# Work to be completed
Translate into French the following sentence from the plot summary about Mr Magorium's toy store: "Mr Magorium announces that he will soon be departing from this world."

Mr Magorium (Dustin Hoffman) is the 243-year-old mysterious and eccentric owner of Mr Magorium’s Wonderful Emporium – ‘the most fantastic, most magical, most wonderful, toy store in the world’. It is a store where toys come to life and magically pop out of books, and where rooms magically change their appearance depending on the need of the user. Molly Mahoney (Natalie Portman) is the store manager, who spends much of her time doubting herself and dreaming of becoming a concert pianist. Also assisting Mr Magorium and Molly is nine-year-old Eric (Zach Mills), a lonely boy with unique talents, who finds it difficult to make friends his own age.
Mr Magorium hires an accountant named Henry Weston (Jason Bateman) to determine the store’s worth. Mr Magorium announces that he will soon be departing from this world. This is because he is down to his last pair of shoes. Molly will inherit his store after he is gone. But Molly doubts both herself and her ability to create magic, so she rejects Magorium’s offer. Molly is not the only one unhappy about Mr Magorium’s departure. The store itself throws a temper tantrum. Toys rebel out of control, and the shop’s bright red walls bubble and turn grey as though infected with a disease.

[Items from a data source]

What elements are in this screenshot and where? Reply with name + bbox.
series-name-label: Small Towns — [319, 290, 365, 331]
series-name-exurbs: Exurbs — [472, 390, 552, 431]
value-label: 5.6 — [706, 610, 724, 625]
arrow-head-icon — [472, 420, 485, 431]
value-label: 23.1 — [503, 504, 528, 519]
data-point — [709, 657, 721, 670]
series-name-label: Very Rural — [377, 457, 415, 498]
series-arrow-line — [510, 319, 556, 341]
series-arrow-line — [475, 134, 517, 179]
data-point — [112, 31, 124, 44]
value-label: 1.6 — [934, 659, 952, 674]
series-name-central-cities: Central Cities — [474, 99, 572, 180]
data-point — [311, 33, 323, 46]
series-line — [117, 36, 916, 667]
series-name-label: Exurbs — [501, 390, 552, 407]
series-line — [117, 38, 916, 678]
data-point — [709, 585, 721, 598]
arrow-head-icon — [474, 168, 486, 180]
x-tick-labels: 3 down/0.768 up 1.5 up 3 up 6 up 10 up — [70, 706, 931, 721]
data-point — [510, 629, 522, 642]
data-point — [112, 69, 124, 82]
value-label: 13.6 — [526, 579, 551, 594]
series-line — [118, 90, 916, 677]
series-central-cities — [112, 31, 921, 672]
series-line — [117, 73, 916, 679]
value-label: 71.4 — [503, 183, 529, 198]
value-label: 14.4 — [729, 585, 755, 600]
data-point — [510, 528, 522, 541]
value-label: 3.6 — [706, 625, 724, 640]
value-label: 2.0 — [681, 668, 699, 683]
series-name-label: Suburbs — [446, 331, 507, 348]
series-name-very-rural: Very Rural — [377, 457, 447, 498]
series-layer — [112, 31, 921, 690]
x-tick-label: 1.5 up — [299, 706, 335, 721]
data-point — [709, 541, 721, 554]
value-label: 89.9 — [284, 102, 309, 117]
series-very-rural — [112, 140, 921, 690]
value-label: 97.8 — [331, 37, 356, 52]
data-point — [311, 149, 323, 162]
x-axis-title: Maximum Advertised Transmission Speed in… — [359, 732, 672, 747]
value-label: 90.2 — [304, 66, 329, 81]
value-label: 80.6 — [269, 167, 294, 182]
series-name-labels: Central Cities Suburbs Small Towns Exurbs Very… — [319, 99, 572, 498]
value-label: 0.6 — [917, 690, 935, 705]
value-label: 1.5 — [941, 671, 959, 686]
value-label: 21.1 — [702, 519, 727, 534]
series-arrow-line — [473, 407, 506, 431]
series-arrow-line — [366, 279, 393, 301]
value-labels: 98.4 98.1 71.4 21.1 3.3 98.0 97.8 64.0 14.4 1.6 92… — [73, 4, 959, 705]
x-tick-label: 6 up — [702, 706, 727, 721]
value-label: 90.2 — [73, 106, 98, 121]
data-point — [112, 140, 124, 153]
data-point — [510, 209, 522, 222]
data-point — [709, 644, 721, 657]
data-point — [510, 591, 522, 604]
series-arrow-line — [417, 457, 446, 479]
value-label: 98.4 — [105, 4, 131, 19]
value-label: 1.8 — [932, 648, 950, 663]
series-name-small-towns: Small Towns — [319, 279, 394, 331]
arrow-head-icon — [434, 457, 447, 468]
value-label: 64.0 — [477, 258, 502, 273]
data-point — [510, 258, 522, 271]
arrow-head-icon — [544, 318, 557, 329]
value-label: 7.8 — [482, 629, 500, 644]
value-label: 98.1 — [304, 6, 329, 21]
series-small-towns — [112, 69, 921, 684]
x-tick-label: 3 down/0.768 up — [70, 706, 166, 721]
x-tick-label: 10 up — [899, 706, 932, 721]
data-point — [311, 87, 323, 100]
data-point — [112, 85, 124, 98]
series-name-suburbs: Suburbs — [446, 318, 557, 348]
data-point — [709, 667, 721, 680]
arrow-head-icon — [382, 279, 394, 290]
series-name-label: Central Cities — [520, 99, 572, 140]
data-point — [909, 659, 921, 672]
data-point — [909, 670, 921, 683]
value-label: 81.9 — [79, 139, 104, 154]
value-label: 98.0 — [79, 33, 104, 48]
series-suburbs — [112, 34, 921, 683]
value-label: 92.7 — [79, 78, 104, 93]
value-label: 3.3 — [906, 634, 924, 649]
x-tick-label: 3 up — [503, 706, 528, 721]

# Written response
M. Magorium annonce qu'il va bientôt quitter ce monde.